WRITTEN EXERCISE: Filter the records for lines holding the string "vaccinale".

EXCERPTED DATA:
begin
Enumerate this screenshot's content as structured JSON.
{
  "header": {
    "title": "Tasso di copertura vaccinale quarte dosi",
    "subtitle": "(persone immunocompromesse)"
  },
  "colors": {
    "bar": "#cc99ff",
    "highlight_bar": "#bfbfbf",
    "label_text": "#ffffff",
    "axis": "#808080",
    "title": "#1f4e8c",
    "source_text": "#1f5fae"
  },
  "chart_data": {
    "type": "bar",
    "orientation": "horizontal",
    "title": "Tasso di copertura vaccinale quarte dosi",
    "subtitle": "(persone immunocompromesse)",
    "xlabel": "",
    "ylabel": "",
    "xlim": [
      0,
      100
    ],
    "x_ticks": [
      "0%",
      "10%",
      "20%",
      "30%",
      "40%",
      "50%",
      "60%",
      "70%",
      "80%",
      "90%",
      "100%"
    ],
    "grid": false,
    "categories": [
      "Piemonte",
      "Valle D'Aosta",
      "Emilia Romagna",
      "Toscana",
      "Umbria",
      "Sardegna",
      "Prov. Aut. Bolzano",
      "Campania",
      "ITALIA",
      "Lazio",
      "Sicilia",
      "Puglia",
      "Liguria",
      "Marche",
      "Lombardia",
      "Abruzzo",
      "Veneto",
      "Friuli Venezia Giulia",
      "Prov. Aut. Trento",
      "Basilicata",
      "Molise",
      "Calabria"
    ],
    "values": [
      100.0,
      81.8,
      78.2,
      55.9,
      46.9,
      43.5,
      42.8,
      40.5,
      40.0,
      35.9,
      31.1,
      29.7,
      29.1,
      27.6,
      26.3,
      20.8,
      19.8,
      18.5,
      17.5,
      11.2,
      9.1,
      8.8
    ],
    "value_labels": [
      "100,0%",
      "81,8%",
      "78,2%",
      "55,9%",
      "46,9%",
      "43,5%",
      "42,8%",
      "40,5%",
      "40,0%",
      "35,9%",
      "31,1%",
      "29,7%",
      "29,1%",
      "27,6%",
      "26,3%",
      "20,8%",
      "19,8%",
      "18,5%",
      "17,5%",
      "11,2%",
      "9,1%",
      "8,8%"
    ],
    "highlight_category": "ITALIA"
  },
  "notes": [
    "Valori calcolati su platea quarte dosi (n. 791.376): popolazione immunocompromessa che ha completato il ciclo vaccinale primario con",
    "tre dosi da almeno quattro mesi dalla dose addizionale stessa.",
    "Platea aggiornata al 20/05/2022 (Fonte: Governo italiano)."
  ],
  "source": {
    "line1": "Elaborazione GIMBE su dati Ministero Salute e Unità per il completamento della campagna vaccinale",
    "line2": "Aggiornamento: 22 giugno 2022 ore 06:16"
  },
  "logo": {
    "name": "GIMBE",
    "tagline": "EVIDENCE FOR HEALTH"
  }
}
end
TASK RESULT:
    "title": "Tasso di copertura vaccinale quarte dosi",
    "title": "Tasso di copertura vaccinale quarte dosi",
    "Valori calcolati su platea quarte dosi (n. 791.376): popolazione immunocompromessa che ha completato il ciclo vaccinale primario con",
    "line1": "Elaborazione GIMBE su dati Ministero Salute e Unità per il completamento della campagna vaccinale",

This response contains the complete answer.